■ **YOUR OBJECTIVE**: Will you give the material below again, every line exactly as it is?

+ + +

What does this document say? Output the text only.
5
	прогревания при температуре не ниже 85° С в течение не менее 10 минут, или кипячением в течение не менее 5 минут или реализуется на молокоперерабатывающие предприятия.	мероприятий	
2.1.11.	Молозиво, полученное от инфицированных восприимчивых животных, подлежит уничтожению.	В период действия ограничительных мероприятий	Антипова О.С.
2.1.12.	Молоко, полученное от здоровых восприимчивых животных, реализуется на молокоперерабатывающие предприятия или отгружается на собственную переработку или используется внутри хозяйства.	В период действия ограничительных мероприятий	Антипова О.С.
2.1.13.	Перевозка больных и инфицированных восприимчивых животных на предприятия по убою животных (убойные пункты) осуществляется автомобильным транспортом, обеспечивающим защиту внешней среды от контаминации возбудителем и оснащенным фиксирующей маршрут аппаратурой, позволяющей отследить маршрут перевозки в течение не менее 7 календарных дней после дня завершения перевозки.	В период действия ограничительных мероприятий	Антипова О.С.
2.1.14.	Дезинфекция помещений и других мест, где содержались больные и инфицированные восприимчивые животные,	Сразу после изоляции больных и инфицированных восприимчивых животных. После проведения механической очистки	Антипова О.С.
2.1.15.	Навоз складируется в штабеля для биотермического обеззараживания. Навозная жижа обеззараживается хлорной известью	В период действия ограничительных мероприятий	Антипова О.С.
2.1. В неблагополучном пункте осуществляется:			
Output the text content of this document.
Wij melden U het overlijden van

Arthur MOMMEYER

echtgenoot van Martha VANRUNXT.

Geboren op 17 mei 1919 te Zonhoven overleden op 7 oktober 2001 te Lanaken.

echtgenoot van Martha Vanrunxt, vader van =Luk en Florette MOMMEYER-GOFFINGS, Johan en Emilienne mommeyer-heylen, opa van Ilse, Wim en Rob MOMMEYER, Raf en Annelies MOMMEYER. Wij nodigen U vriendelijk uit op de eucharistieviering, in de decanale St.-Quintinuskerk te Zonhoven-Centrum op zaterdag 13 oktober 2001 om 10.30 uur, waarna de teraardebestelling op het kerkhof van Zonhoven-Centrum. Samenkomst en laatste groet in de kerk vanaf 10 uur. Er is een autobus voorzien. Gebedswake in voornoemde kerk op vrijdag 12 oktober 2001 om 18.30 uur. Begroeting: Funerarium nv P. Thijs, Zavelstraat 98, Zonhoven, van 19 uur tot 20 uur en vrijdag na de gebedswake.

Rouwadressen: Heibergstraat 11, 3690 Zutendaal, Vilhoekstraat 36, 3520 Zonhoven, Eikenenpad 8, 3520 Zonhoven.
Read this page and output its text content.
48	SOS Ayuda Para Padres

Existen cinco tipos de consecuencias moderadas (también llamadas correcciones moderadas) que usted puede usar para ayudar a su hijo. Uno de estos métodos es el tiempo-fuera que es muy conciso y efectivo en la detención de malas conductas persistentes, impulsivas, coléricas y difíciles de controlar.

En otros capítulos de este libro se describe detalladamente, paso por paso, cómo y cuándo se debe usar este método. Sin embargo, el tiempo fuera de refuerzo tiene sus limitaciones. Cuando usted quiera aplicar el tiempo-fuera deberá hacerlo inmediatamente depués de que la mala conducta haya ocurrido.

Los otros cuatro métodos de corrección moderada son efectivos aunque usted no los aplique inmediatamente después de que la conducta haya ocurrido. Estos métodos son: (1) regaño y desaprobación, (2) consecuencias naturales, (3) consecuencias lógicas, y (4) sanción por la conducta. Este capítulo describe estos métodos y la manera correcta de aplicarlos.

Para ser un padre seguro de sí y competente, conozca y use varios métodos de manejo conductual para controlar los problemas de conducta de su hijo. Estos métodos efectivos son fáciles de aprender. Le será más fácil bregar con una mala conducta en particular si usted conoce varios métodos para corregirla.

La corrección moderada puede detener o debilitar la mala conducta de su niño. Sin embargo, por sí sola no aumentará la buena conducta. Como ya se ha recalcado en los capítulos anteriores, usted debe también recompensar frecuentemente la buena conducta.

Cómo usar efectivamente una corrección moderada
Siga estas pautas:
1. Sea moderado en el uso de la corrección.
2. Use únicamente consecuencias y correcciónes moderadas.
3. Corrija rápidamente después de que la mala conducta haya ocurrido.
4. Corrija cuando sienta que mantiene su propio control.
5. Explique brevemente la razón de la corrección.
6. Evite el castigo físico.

+ + +

■ **RESULT FOR THIS TASK**:
What does this document say? Output the text only.
5
	прогревания при температуре не ниже 85° С в течение не менее 10 минут, или кипячением в течение не менее 5 минут или реализуется на молокоперерабатывающие предприятия.	мероприятий	
2.1.11.	Молозиво, полученное от инфицированных восприимчивых животных, подлежит уничтожению.	В период действия ограничительных мероприятий	Антипова О.С.
2.1.12.	Молоко, полученное от здоровых восприимчивых животных, реализуется на молокоперерабатывающие предприятия или отгружается на собственную переработку или используется внутри хозяйства.	В период действия ограничительных мероприятий	Антипова О.С.
2.1.13.	Перевозка больных и инфицированных восприимчивых животных на предприятия по убою животных (убойные пункты) осуществляется автомобильным транспортом, обеспечивающим защиту внешней среды от контаминации возбудителем и оснащенным фиксирующей маршрут аппаратурой, позволяющей отследить маршрут перевозки в течение не менее 7 календарных дней после дня завершения перевозки.	В период действия ограничительных мероприятий	Антипова О.С.
2.1.14.	Дезинфекция помещений и других мест, где содержались больные и инфицированные восприимчивые животные,	Сразу после изоляции больных и инфицированных восприимчивых животных. После проведения механической очистки	Антипова О.С.
2.1.15.	Навоз складируется в штабеля для биотермического обеззараживания. Навозная жижа обеззараживается хлорной известью	В период действия ограничительных мероприятий	Антипова О.С.
2.1. В неблагополучном пункте осуществляется:			
Output the text content of this document.
Wij melden U het overlijden van

Arthur MOMMEYER

echtgenoot van Martha VANRUNXT.

Geboren op 17 mei 1919 te Zonhoven overleden op 7 oktober 2001 te Lanaken.

echtgenoot van Martha Vanrunxt, vader van =Luk en Florette MOMMEYER-GOFFINGS, Johan en Emilienne mommeyer-heylen, opa van Ilse, Wim en Rob MOMMEYER, Raf en Annelies MOMMEYER. Wij nodigen U vriendelijk uit op de eucharistieviering, in de decanale St.-Quintinuskerk te Zonhoven-Centrum op zaterdag 13 oktober 2001 om 10.30 uur, waarna de teraardebestelling op het kerkhof van Zonhoven-Centrum. Samenkomst en laatste groet in de kerk vanaf 10 uur. Er is een autobus voorzien. Gebedswake in voornoemde kerk op vrijdag 12 oktober 2001 om 18.30 uur. Begroeting: Funerarium nv P. Thijs, Zavelstraat 98, Zonhoven, van 19 uur tot 20 uur en vrijdag na de gebedswake.

Rouwadressen: Heibergstraat 11, 3690 Zutendaal, Vilhoekstraat 36, 3520 Zonhoven, Eikenenpad 8, 3520 Zonhoven.
Read this page and output its text content.
48	SOS Ayuda Para Padres

Existen cinco tipos de consecuencias moderadas (también llamadas correcciones moderadas) que usted puede usar para ayudar a su hijo. Uno de estos métodos es el tiempo-fuera que es muy conciso y efectivo en la detención de malas conductas persistentes, impulsivas, coléricas y difíciles de controlar.

En otros capítulos de este libro se describe detalladamente, paso por paso, cómo y cuándo se debe usar este método. Sin embargo, el tiempo fuera de refuerzo tiene sus limitaciones. Cuando usted quiera aplicar el tiempo-fuera deberá hacerlo inmediatamente depués de que la mala conducta haya ocurrido.

Los otros cuatro métodos de corrección moderada son efectivos aunque usted no los aplique inmediatamente después de que la conducta haya ocurrido. Estos métodos son: (1) regaño y desaprobación, (2) consecuencias naturales, (3) consecuencias lógicas, y (4) sanción por la conducta. Este capítulo describe estos métodos y la manera correcta de aplicarlos.

Para ser un padre seguro de sí y competente, conozca y use varios métodos de manejo conductual para controlar los problemas de conducta de su hijo. Estos métodos efectivos son fáciles de aprender. Le será más fácil bregar con una mala conducta en particular si usted conoce varios métodos para corregirla.

La corrección moderada puede detener o debilitar la mala conducta de su niño. Sin embargo, por sí sola no aumentará la buena conducta. Como ya se ha recalcado en los capítulos anteriores, usted debe también recompensar frecuentemente la buena conducta.

Cómo usar efectivamente una corrección moderada
Siga estas pautas:
1. Sea moderado en el uso de la corrección.
2. Use únicamente consecuencias y correcciónes moderadas.
3. Corrija rápidamente después de que la mala conducta haya ocurrido.
4. Corrija cuando sienta que mantiene su propio control.
5. Explique brevemente la razón de la corrección.
6. Evite el castigo físico.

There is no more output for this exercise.